Stated task
Count every line of the listing where the string "bacon" occurs, and reply with the count alone.

:::::

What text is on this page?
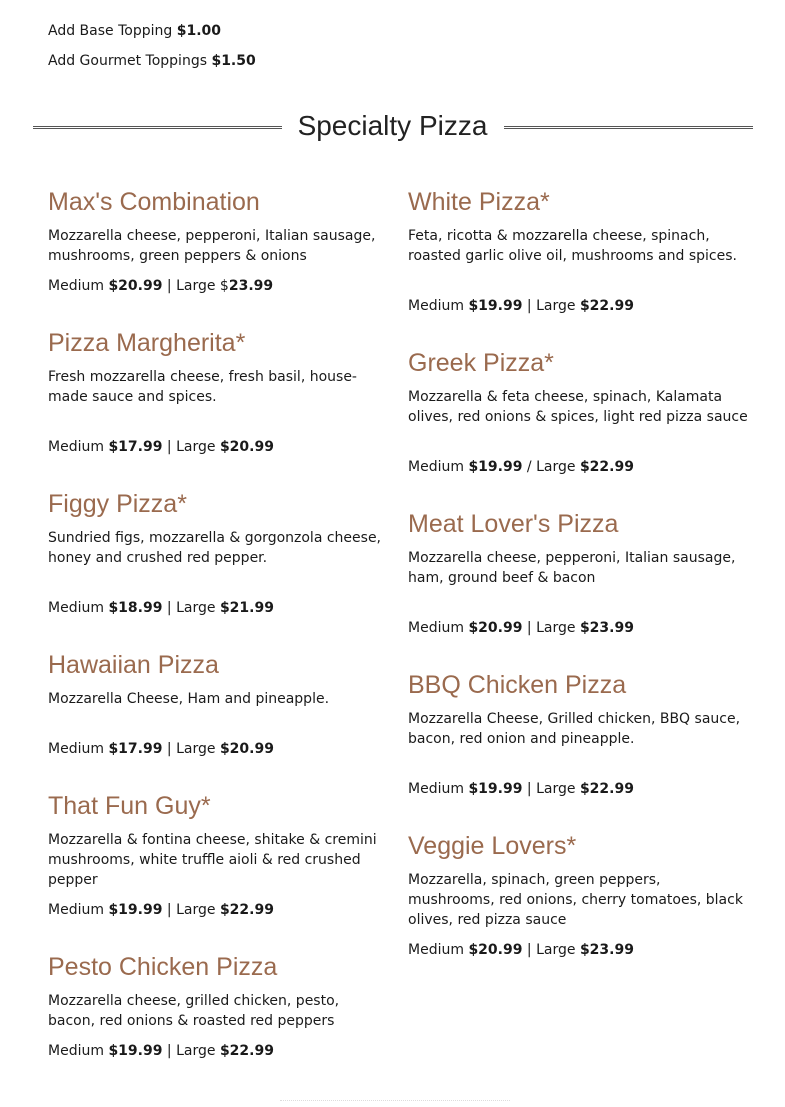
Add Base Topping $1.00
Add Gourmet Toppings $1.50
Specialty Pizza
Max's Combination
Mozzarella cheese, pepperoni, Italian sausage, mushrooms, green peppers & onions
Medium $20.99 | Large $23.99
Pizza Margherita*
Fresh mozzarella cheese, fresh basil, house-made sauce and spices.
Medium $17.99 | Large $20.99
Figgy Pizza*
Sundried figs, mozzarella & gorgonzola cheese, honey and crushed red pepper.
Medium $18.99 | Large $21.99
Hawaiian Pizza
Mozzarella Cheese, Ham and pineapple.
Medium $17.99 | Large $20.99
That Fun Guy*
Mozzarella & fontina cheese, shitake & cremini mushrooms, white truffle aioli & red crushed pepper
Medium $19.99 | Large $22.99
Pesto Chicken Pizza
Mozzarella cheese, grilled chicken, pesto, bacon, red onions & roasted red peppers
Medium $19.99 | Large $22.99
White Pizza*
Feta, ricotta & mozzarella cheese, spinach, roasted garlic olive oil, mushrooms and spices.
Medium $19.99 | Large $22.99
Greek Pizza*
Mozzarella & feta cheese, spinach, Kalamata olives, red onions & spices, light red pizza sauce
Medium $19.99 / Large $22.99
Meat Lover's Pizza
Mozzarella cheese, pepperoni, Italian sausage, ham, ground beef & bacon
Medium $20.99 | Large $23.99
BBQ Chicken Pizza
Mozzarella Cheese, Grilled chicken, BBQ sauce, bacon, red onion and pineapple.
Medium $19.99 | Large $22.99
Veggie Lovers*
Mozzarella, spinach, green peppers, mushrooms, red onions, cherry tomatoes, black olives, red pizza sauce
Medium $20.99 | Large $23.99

:::::

Task result
3